Written instruction: Write the records out again, keeping each line exactly as it is.
╔══
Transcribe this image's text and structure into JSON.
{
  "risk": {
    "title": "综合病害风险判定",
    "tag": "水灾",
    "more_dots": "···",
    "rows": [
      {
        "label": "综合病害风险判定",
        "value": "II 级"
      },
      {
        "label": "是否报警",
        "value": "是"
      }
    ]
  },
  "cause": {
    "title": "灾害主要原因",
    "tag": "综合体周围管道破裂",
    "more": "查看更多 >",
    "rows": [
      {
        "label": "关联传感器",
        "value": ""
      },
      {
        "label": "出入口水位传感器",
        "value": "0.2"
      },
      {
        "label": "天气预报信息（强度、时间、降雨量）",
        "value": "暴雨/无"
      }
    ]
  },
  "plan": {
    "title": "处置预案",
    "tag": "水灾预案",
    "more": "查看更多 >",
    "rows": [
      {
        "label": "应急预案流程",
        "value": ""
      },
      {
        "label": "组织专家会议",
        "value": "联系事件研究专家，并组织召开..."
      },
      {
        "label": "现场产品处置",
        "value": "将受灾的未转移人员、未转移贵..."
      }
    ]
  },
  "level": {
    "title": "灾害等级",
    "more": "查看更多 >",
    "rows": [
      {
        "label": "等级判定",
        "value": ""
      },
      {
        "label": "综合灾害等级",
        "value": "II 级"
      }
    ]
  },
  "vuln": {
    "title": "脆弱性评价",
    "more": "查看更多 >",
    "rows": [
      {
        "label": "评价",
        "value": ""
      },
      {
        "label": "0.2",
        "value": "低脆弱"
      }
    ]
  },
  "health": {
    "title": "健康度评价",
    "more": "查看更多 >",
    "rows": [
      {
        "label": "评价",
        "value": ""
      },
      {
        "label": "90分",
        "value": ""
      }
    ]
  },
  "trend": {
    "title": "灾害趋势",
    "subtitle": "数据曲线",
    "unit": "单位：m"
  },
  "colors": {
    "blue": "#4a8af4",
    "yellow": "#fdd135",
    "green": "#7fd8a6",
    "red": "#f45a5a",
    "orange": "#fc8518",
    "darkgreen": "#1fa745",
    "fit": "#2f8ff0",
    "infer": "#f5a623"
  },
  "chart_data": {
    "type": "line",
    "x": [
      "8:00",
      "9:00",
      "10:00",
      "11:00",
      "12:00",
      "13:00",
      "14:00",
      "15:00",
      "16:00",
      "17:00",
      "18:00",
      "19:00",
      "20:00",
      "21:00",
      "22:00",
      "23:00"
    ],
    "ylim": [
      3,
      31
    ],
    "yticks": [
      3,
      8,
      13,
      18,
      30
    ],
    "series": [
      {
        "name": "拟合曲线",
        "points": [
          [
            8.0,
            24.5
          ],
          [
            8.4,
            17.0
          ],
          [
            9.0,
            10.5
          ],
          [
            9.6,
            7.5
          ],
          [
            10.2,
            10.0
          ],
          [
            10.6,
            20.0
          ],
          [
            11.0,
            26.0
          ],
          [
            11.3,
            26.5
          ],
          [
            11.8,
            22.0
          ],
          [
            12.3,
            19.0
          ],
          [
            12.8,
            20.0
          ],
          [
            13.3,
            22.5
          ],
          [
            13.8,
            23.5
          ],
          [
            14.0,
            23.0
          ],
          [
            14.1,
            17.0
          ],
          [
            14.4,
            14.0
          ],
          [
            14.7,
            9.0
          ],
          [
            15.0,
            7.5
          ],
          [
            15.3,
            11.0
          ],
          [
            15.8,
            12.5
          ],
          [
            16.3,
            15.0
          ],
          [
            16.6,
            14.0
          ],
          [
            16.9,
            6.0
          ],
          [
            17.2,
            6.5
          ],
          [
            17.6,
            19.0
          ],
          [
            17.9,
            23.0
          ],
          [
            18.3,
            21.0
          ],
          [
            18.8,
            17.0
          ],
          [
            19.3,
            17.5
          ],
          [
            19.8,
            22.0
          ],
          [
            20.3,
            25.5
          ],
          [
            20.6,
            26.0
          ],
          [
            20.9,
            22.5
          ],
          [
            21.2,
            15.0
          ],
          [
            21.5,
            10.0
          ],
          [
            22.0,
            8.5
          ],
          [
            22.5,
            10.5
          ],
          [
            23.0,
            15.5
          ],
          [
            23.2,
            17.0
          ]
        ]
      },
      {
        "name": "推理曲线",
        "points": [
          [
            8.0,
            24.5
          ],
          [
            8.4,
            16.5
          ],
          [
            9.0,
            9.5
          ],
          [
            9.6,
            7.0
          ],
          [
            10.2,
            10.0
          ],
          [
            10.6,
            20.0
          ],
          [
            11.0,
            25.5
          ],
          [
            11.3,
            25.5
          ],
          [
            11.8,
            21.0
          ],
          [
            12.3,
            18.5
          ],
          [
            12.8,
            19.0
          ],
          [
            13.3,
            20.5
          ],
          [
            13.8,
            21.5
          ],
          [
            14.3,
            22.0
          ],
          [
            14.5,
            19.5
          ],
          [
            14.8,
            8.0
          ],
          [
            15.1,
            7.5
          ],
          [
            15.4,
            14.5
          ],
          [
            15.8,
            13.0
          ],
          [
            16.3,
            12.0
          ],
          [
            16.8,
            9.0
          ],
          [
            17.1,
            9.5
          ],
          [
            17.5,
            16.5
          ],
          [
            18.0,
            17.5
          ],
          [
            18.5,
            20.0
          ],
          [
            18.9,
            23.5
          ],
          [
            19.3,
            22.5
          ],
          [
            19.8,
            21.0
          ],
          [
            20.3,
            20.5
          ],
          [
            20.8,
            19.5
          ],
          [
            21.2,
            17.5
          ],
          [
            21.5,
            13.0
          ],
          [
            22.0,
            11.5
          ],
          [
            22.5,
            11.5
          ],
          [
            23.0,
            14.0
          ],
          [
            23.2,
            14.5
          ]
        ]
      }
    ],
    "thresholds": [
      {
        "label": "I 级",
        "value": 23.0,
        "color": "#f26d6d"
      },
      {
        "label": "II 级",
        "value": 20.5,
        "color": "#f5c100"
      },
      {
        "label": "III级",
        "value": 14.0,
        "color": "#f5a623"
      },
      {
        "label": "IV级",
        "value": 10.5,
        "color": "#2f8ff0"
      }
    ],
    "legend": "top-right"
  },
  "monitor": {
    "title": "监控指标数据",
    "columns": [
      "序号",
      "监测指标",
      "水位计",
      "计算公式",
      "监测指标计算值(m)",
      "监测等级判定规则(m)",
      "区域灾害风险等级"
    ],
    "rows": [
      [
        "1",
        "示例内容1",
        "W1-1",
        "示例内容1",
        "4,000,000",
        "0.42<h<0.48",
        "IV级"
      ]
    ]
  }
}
╚══
Answer for the task:
Transcribe this image's text and structure into JSON.
{
  "risk": {
    "title": "综合病害风险判定",
    "tag": "水灾",
    "more_dots": "···",
    "rows": [
      {
        "label": "综合病害风险判定",
        "value": "II 级"
      },
      {
        "label": "是否报警",
        "value": "是"
      }
    ]
  },
  "cause": {
    "title": "灾害主要原因",
    "tag": "综合体周围管道破裂",
    "more": "查看更多 >",
    "rows": [
      {
        "label": "关联传感器",
        "value": ""
      },
      {
        "label": "出入口水位传感器",
        "value": "0.2"
      },
      {
        "label": "天气预报信息（强度、时间、降雨量）",
        "value": "暴雨/无"
      }
    ]
  },
  "plan": {
    "title": "处置预案",
    "tag": "水灾预案",
    "more": "查看更多 >",
    "rows": [
      {
        "label": "应急预案流程",
        "value": ""
      },
      {
        "label": "组织专家会议",
        "value": "联系事件研究专家，并组织召开..."
      },
      {
        "label": "现场产品处置",
        "value": "将受灾的未转移人员、未转移贵..."
      }
    ]
  },
  "level": {
    "title": "灾害等级",
    "more": "查看更多 >",
    "rows": [
      {
        "label": "等级判定",
        "value": ""
      },
      {
        "label": "综合灾害等级",
        "value": "II 级"
      }
    ]
  },
  "vuln": {
    "title": "脆弱性评价",
    "more": "查看更多 >",
    "rows": [
      {
        "label": "评价",
        "value": ""
      },
      {
        "label": "0.2",
        "value": "低脆弱"
      }
    ]
  },
  "health": {
    "title": "健康度评价",
    "more": "查看更多 >",
    "rows": [
      {
        "label": "评价",
        "value": ""
      },
      {
        "label": "90分",
        "value": ""
      }
    ]
  },
  "trend": {
    "title": "灾害趋势",
    "subtitle": "数据曲线",
    "unit": "单位：m"
  },
  "colors": {
    "blue": "#4a8af4",
    "yellow": "#fdd135",
    "green": "#7fd8a6",
    "red": "#f45a5a",
    "orange": "#fc8518",
    "darkgreen": "#1fa745",
    "fit": "#2f8ff0",
    "infer": "#f5a623"
  },
  "chart_data": {
    "type": "line",
    "x": [
      "8:00",
      "9:00",
      "10:00",
      "11:00",
      "12:00",
      "13:00",
      "14:00",
      "15:00",
      "16:00",
      "17:00",
      "18:00",
      "19:00",
      "20:00",
      "21:00",
      "22:00",
      "23:00"
    ],
    "ylim": [
      3,
      31
    ],
    "yticks": [
      3,
      8,
      13,
      18,
      30
    ],
    "series": [
      {
        "name": "拟合曲线",
        "points": [
          [
            8.0,
            24.5
          ],
          [
            8.4,
            17.0
          ],
          [
            9.0,
            10.5
          ],
          [
            9.6,
            7.5
          ],
          [
            10.2,
            10.0
          ],
          [
            10.6,
            20.0
          ],
          [
            11.0,
            26.0
          ],
          [
            11.3,
            26.5
          ],
          [
            11.8,
            22.0
          ],
          [
            12.3,
            19.0
          ],
          [
            12.8,
            20.0
          ],
          [
            13.3,
            22.5
          ],
          [
            13.8,
            23.5
          ],
          [
            14.0,
            23.0
          ],
          [
            14.1,
            17.0
          ],
          [
            14.4,
            14.0
          ],
          [
            14.7,
            9.0
          ],
          [
            15.0,
            7.5
          ],
          [
            15.3,
            11.0
          ],
          [
            15.8,
            12.5
          ],
          [
            16.3,
            15.0
          ],
          [
            16.6,
            14.0
          ],
          [
            16.9,
            6.0
          ],
          [
            17.2,
            6.5
          ],
          [
            17.6,
            19.0
          ],
          [
            17.9,
            23.0
          ],
          [
            18.3,
            21.0
          ],
          [
            18.8,
            17.0
          ],
          [
            19.3,
            17.5
          ],
          [
            19.8,
            22.0
          ],
          [
            20.3,
            25.5
          ],
          [
            20.6,
            26.0
          ],
          [
            20.9,
            22.5
          ],
          [
            21.2,
            15.0
          ],
          [
            21.5,
            10.0
          ],
          [
            22.0,
            8.5
          ],
          [
            22.5,
            10.5
          ],
          [
            23.0,
            15.5
          ],
          [
            23.2,
            17.0
          ]
        ]
      },
      {
        "name": "推理曲线",
        "points": [
          [
            8.0,
            24.5
          ],
          [
            8.4,
            16.5
          ],
          [
            9.0,
            9.5
          ],
          [
            9.6,
            7.0
          ],
          [
            10.2,
            10.0
          ],
          [
            10.6,
            20.0
          ],
          [
            11.0,
            25.5
          ],
          [
            11.3,
            25.5
          ],
          [
            11.8,
            21.0
          ],
          [
            12.3,
            18.5
          ],
          [
            12.8,
            19.0
          ],
          [
            13.3,
            20.5
          ],
          [
            13.8,
            21.5
          ],
          [
            14.3,
            22.0
          ],
          [
            14.5,
            19.5
          ],
          [
            14.8,
            8.0
          ],
          [
            15.1,
            7.5
          ],
          [
            15.4,
            14.5
          ],
          [
            15.8,
            13.0
          ],
          [
            16.3,
            12.0
          ],
          [
            16.8,
            9.0
          ],
          [
            17.1,
            9.5
          ],
          [
            17.5,
            16.5
          ],
          [
            18.0,
            17.5
          ],
          [
            18.5,
            20.0
          ],
          [
            18.9,
            23.5
          ],
          [
            19.3,
            22.5
          ],
          [
            19.8,
            21.0
          ],
          [
            20.3,
            20.5
          ],
          [
            20.8,
            19.5
          ],
          [
            21.2,
            17.5
          ],
          [
            21.5,
            13.0
          ],
          [
            22.0,
            11.5
          ],
          [
            22.5,
            11.5
          ],
          [
            23.0,
            14.0
          ],
          [
            23.2,
            14.5
          ]
        ]
      }
    ],
    "thresholds": [
      {
        "label": "I 级",
        "value": 23.0,
        "color": "#f26d6d"
      },
      {
        "label": "II 级",
        "value": 20.5,
        "color": "#f5c100"
      },
      {
        "label": "III级",
        "value": 14.0,
        "color": "#f5a623"
      },
      {
        "label": "IV级",
        "value": 10.5,
        "color": "#2f8ff0"
      }
    ],
    "legend": "top-right"
  },
  "monitor": {
    "title": "监控指标数据",
    "columns": [
      "序号",
      "监测指标",
      "水位计",
      "计算公式",
      "监测指标计算值(m)",
      "监测等级判定规则(m)",
      "区域灾害风险等级"
    ],
    "rows": [
      [
        "1",
        "示例内容1",
        "W1-1",
        "示例内容1",
        "4,000,000",
        "0.42<h<0.48",
        "IV级"
      ]
    ]
  }
}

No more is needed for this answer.